## Start Source material

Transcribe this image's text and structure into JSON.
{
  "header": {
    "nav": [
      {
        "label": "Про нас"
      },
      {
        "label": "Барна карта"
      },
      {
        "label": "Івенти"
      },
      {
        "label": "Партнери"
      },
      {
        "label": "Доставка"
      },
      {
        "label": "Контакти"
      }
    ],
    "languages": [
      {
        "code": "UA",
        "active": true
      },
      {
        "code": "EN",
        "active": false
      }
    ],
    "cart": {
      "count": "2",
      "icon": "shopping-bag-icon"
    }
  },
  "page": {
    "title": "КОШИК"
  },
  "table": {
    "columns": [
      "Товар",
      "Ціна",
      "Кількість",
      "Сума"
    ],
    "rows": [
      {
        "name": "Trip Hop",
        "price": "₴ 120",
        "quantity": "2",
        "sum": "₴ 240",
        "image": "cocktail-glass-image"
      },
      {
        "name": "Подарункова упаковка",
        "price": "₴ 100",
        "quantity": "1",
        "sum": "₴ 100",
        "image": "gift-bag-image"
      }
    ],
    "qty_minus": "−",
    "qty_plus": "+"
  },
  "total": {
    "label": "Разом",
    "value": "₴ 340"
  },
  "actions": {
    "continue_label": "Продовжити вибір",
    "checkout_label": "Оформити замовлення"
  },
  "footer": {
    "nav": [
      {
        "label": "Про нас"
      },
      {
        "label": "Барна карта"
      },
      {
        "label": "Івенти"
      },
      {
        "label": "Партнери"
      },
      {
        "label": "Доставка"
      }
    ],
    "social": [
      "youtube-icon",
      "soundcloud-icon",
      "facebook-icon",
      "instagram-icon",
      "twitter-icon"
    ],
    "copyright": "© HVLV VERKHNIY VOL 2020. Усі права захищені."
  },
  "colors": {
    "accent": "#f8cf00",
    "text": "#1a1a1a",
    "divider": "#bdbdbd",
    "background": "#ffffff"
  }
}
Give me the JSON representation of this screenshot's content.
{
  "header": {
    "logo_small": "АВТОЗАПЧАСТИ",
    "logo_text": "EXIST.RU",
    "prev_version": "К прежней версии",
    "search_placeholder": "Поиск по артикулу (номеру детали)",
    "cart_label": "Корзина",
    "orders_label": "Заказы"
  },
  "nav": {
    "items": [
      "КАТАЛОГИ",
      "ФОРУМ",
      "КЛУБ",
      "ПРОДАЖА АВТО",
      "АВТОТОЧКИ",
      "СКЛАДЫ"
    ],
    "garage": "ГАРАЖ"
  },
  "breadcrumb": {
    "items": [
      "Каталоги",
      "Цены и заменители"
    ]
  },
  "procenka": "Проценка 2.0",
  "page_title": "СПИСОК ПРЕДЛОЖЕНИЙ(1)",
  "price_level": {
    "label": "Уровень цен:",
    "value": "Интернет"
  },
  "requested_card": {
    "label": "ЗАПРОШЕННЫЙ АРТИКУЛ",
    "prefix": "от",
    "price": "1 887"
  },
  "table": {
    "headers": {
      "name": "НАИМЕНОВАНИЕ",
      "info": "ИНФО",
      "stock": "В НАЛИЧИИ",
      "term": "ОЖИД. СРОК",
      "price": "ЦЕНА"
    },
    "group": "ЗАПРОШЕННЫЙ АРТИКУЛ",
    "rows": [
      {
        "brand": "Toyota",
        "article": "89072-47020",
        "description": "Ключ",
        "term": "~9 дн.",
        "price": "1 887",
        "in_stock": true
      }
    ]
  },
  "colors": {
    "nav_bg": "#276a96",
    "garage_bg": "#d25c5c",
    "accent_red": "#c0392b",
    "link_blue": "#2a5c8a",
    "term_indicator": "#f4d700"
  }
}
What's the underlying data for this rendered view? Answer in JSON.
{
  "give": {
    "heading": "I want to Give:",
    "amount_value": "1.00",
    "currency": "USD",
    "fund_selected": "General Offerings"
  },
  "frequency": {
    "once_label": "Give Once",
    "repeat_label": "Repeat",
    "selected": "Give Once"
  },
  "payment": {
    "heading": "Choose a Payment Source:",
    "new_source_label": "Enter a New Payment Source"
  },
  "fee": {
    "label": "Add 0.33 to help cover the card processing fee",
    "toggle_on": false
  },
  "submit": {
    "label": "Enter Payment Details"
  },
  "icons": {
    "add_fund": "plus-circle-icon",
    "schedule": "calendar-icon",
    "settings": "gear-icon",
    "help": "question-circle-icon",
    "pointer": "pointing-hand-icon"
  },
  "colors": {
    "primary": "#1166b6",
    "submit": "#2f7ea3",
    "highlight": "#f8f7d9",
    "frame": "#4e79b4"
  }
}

## End Source material

- [Brief]: Without leaving anything out, give the entries again exactly.

- [Answer to the problem]:
Transcribe this image's text and structure into JSON.
{
  "header": {
    "nav": [
      {
        "label": "Про нас"
      },
      {
        "label": "Барна карта"
      },
      {
        "label": "Івенти"
      },
      {
        "label": "Партнери"
      },
      {
        "label": "Доставка"
      },
      {
        "label": "Контакти"
      }
    ],
    "languages": [
      {
        "code": "UA",
        "active": true
      },
      {
        "code": "EN",
        "active": false
      }
    ],
    "cart": {
      "count": "2",
      "icon": "shopping-bag-icon"
    }
  },
  "page": {
    "title": "КОШИК"
  },
  "table": {
    "columns": [
      "Товар",
      "Ціна",
      "Кількість",
      "Сума"
    ],
    "rows": [
      {
        "name": "Trip Hop",
        "price": "₴ 120",
        "quantity": "2",
        "sum": "₴ 240",
        "image": "cocktail-glass-image"
      },
      {
        "name": "Подарункова упаковка",
        "price": "₴ 100",
        "quantity": "1",
        "sum": "₴ 100",
        "image": "gift-bag-image"
      }
    ],
    "qty_minus": "−",
    "qty_plus": "+"
  },
  "total": {
    "label": "Разом",
    "value": "₴ 340"
  },
  "actions": {
    "continue_label": "Продовжити вибір",
    "checkout_label": "Оформити замовлення"
  },
  "footer": {
    "nav": [
      {
        "label": "Про нас"
      },
      {
        "label": "Барна карта"
      },
      {
        "label": "Івенти"
      },
      {
        "label": "Партнери"
      },
      {
        "label": "Доставка"
      }
    ],
    "social": [
      "youtube-icon",
      "soundcloud-icon",
      "facebook-icon",
      "instagram-icon",
      "twitter-icon"
    ],
    "copyright": "© HVLV VERKHNIY VOL 2020. Усі права захищені."
  },
  "colors": {
    "accent": "#f8cf00",
    "text": "#1a1a1a",
    "divider": "#bdbdbd",
    "background": "#ffffff"
  }
}
Give me the JSON representation of this screenshot's content.
{
  "header": {
    "logo_small": "АВТОЗАПЧАСТИ",
    "logo_text": "EXIST.RU",
    "prev_version": "К прежней версии",
    "search_placeholder": "Поиск по артикулу (номеру детали)",
    "cart_label": "Корзина",
    "orders_label": "Заказы"
  },
  "nav": {
    "items": [
      "КАТАЛОГИ",
      "ФОРУМ",
      "КЛУБ",
      "ПРОДАЖА АВТО",
      "АВТОТОЧКИ",
      "СКЛАДЫ"
    ],
    "garage": "ГАРАЖ"
  },
  "breadcrumb": {
    "items": [
      "Каталоги",
      "Цены и заменители"
    ]
  },
  "procenka": "Проценка 2.0",
  "page_title": "СПИСОК ПРЕДЛОЖЕНИЙ(1)",
  "price_level": {
    "label": "Уровень цен:",
    "value": "Интернет"
  },
  "requested_card": {
    "label": "ЗАПРОШЕННЫЙ АРТИКУЛ",
    "prefix": "от",
    "price": "1 887"
  },
  "table": {
    "headers": {
      "name": "НАИМЕНОВАНИЕ",
      "info": "ИНФО",
      "stock": "В НАЛИЧИИ",
      "term": "ОЖИД. СРОК",
      "price": "ЦЕНА"
    },
    "group": "ЗАПРОШЕННЫЙ АРТИКУЛ",
    "rows": [
      {
        "brand": "Toyota",
        "article": "89072-47020",
        "description": "Ключ",
        "term": "~9 дн.",
        "price": "1 887",
        "in_stock": true
      }
    ]
  },
  "colors": {
    "nav_bg": "#276a96",
    "garage_bg": "#d25c5c",
    "accent_red": "#c0392b",
    "link_blue": "#2a5c8a",
    "term_indicator": "#f4d700"
  }
}
What's the underlying data for this rendered view? Answer in JSON.
{
  "give": {
    "heading": "I want to Give:",
    "amount_value": "1.00",
    "currency": "USD",
    "fund_selected": "General Offerings"
  },
  "frequency": {
    "once_label": "Give Once",
    "repeat_label": "Repeat",
    "selected": "Give Once"
  },
  "payment": {
    "heading": "Choose a Payment Source:",
    "new_source_label": "Enter a New Payment Source"
  },
  "fee": {
    "label": "Add 0.33 to help cover the card processing fee",
    "toggle_on": false
  },
  "submit": {
    "label": "Enter Payment Details"
  },
  "icons": {
    "add_fund": "plus-circle-icon",
    "schedule": "calendar-icon",
    "settings": "gear-icon",
    "help": "question-circle-icon",
    "pointer": "pointing-hand-icon"
  },
  "colors": {
    "primary": "#1166b6",
    "submit": "#2f7ea3",
    "highlight": "#f8f7d9",
    "frame": "#4e79b4"
  }
}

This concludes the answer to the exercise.